Goal of the exercise: Search the data for the word "name" and copy every line that contains it.

— Begin —

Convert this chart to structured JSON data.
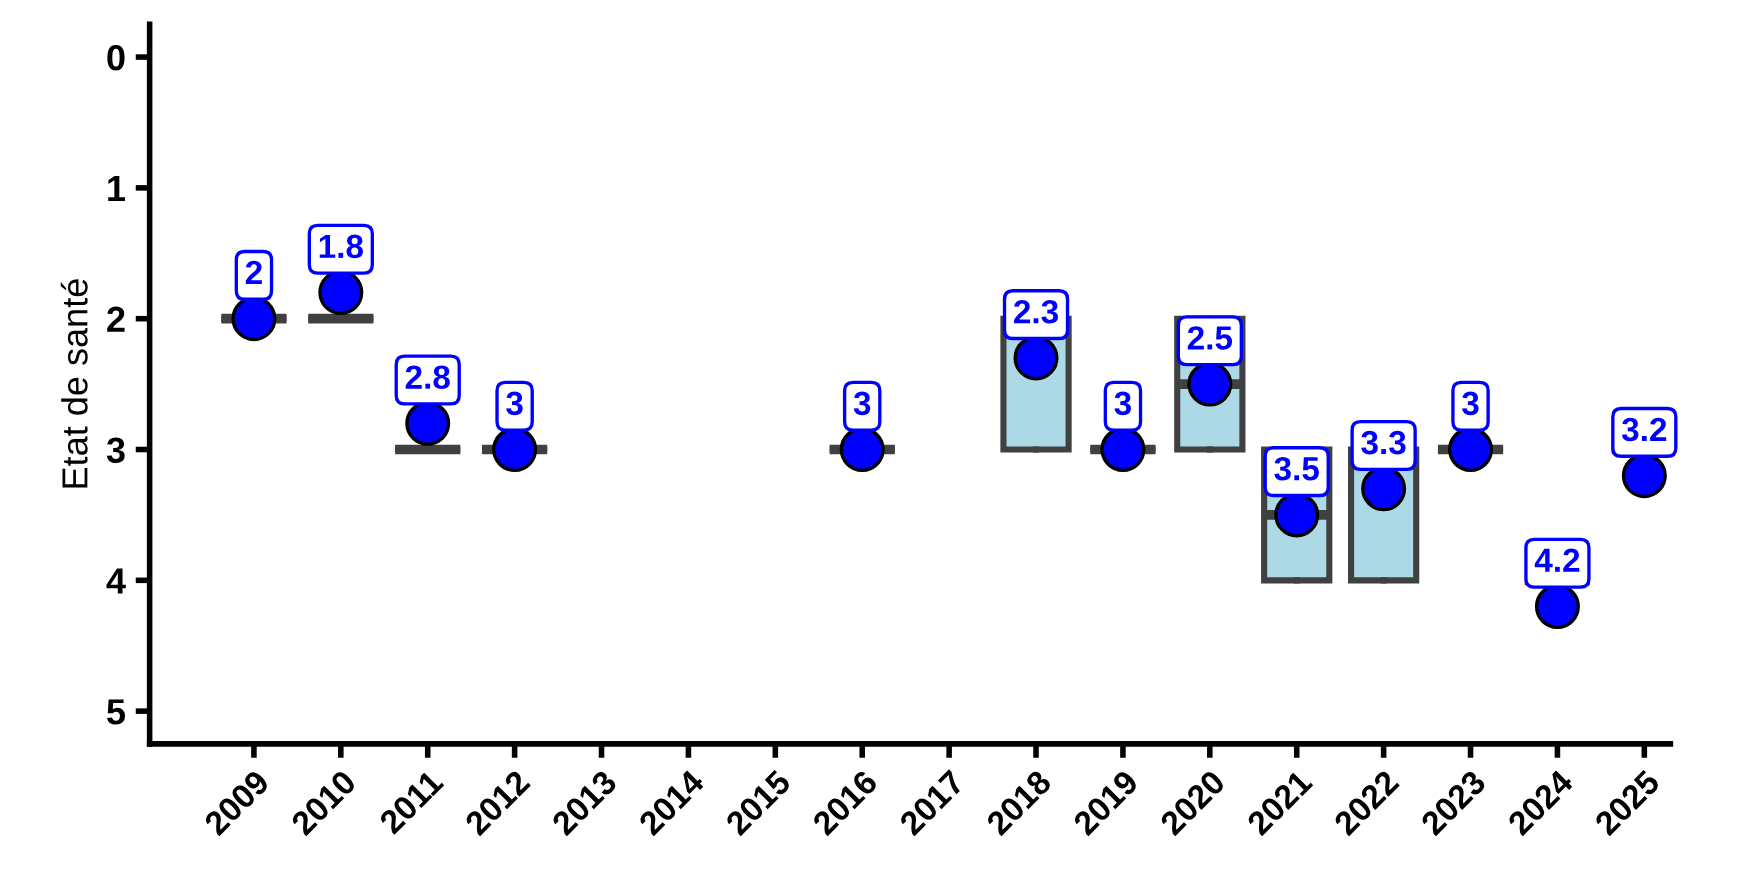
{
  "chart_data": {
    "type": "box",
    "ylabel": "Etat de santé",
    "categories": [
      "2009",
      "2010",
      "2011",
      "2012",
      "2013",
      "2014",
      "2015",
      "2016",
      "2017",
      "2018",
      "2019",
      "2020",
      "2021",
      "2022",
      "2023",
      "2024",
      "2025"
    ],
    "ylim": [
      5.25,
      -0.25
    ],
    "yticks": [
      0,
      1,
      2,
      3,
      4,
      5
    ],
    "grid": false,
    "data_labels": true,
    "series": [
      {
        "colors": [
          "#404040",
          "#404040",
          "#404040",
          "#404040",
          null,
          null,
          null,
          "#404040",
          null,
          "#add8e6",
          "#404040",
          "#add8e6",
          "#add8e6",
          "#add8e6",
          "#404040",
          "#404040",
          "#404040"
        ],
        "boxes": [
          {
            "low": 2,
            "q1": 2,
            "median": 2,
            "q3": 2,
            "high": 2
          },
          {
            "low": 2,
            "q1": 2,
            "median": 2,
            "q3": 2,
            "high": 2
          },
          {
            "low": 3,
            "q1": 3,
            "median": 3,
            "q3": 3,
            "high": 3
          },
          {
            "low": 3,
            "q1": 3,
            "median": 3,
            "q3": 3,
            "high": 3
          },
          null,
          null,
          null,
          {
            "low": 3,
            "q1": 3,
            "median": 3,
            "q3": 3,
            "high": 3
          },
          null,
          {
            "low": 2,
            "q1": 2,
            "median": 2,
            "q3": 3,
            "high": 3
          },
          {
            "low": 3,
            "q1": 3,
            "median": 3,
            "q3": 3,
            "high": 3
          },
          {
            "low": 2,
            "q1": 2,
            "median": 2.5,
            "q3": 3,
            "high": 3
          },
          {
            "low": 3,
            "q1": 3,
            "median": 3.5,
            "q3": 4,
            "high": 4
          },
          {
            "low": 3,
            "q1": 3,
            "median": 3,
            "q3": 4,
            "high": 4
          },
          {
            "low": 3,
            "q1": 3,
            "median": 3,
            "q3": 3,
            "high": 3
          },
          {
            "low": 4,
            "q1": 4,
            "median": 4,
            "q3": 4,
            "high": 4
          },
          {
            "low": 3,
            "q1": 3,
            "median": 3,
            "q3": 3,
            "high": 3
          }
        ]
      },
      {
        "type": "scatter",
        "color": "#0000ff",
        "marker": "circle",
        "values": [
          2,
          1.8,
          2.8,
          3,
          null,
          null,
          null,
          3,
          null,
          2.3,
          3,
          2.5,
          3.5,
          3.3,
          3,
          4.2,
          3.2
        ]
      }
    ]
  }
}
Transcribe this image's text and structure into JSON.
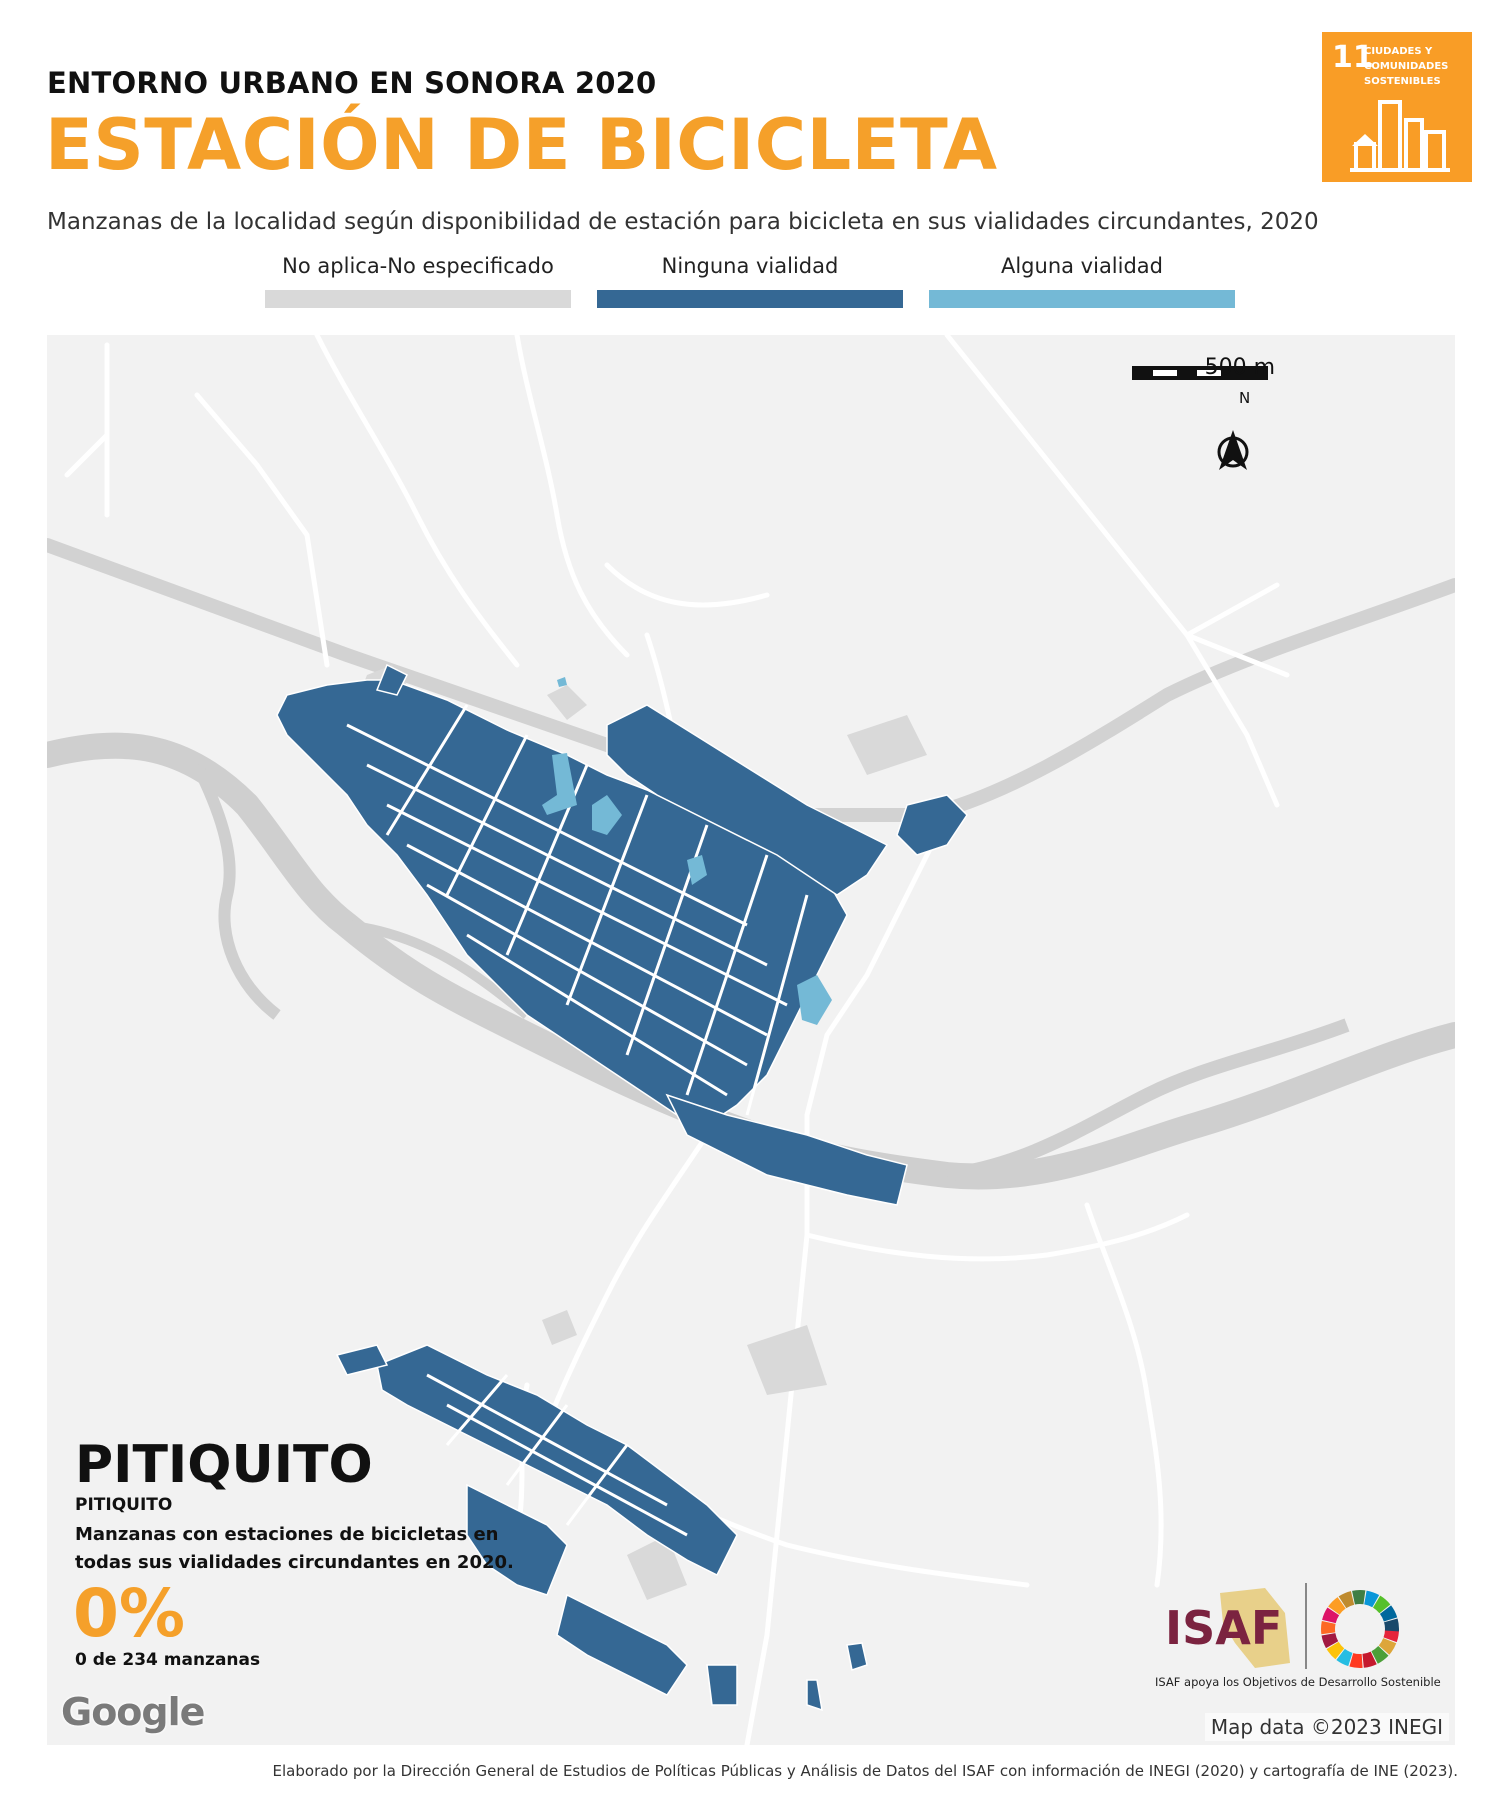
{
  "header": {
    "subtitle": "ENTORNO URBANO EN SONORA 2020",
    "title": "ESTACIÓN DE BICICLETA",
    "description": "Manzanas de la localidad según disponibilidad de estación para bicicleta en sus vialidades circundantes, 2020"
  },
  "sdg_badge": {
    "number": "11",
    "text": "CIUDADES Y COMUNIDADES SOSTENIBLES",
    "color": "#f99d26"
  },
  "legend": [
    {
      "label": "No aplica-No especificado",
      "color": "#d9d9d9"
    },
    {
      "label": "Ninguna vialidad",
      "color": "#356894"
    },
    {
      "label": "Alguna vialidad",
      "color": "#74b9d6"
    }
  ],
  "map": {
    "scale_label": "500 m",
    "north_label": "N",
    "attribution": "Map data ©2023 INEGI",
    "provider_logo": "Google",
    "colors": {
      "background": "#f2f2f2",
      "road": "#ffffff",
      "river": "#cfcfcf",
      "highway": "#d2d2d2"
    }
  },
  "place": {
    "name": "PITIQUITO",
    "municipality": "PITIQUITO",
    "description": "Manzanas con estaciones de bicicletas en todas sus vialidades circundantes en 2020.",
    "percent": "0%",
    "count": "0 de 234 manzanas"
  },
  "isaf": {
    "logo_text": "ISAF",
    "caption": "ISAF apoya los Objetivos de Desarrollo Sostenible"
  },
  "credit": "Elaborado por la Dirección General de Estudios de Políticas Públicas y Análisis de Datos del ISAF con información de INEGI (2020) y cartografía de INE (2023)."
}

— End —
— Begin —

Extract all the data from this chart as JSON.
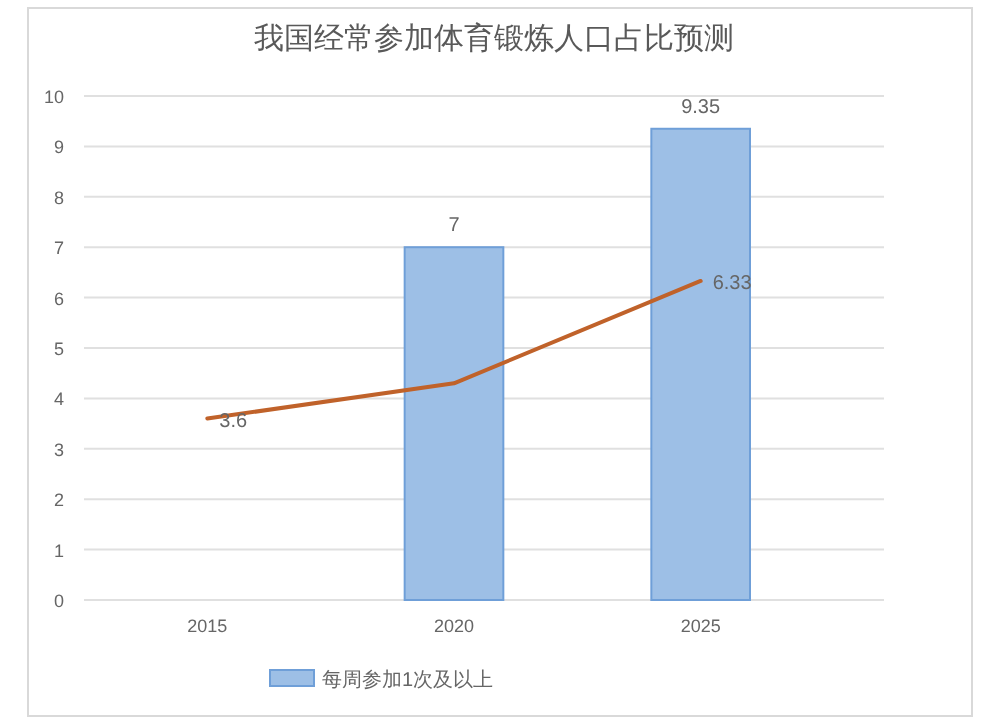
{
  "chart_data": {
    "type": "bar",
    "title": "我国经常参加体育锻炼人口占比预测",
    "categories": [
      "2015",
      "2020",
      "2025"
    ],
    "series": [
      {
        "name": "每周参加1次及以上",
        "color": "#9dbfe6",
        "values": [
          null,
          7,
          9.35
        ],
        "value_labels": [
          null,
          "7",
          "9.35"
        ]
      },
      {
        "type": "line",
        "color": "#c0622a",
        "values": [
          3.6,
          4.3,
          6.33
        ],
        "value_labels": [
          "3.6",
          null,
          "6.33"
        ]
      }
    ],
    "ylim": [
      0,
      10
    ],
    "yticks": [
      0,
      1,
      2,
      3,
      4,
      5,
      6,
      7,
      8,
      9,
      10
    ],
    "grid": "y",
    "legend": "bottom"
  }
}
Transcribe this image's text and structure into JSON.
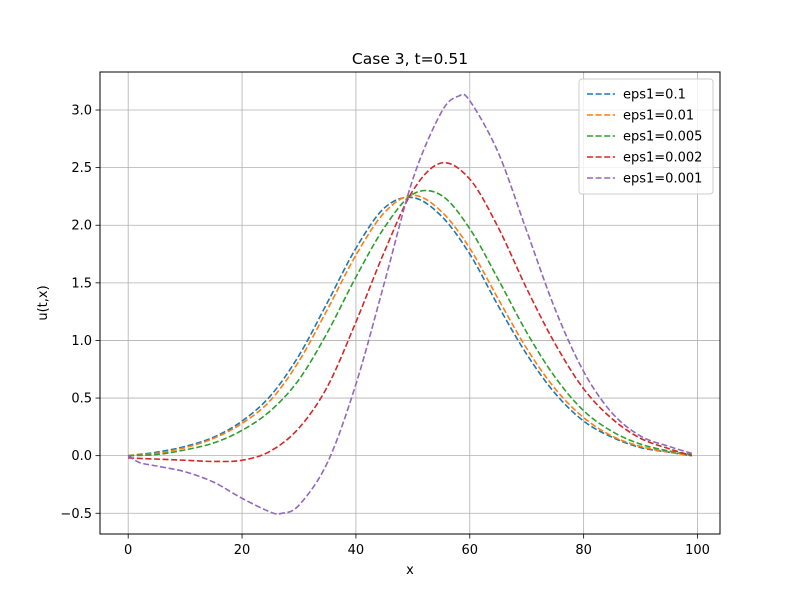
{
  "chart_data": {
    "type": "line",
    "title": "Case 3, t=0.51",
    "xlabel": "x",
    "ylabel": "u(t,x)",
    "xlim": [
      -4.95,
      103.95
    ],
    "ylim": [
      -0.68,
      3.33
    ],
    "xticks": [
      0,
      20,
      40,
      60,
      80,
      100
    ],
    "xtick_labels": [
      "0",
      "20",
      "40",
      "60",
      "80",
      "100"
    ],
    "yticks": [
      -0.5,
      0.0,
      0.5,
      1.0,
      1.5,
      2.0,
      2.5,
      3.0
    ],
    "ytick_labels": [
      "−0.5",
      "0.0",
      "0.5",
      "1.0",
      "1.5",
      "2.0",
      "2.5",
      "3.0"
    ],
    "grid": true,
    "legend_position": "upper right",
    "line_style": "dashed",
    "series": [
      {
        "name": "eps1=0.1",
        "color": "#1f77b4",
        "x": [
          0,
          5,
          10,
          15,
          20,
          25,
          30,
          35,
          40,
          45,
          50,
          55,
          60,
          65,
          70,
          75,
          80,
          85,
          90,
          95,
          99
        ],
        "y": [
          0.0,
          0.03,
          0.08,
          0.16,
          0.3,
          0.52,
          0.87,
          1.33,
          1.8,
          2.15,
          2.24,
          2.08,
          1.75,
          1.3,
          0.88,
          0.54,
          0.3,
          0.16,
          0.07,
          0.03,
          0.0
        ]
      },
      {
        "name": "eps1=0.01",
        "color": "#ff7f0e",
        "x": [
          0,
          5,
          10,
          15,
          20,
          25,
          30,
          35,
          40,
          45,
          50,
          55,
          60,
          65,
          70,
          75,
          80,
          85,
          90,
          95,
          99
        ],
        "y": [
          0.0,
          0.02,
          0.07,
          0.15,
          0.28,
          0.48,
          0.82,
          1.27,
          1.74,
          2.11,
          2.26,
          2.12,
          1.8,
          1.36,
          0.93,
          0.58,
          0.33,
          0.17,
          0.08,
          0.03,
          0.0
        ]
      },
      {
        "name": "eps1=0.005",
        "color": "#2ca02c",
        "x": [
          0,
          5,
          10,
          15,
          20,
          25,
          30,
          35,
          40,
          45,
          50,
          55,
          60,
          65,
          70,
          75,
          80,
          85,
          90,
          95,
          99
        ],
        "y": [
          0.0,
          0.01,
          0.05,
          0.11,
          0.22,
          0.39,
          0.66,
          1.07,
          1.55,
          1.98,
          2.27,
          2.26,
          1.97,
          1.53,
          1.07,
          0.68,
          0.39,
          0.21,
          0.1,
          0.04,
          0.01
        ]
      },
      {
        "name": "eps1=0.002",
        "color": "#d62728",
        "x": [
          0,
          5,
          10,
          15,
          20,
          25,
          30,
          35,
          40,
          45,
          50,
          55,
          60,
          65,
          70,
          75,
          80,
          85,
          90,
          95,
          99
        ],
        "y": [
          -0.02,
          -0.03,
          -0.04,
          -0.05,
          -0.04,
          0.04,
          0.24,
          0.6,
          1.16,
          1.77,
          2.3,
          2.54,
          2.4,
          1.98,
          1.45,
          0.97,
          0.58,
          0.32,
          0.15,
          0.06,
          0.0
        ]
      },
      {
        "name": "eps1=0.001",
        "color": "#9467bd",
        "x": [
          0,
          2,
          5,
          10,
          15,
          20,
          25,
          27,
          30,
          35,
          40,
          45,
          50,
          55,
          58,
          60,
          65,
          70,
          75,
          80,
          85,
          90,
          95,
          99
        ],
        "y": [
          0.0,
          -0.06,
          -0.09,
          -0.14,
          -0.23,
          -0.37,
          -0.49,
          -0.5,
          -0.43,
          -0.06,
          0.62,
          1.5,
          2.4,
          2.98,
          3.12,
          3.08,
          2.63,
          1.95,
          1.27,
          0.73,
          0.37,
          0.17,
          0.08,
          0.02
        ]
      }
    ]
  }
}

— End —

Task answer:
    "name": "PITIQUITO",
        "name": "每周参加1次及以上",
        "name": "eps1=0.1",
        "name": "eps1=0.01",
        "name": "eps1=0.005",
        "name": "eps1=0.002",
        "name": "eps1=0.001",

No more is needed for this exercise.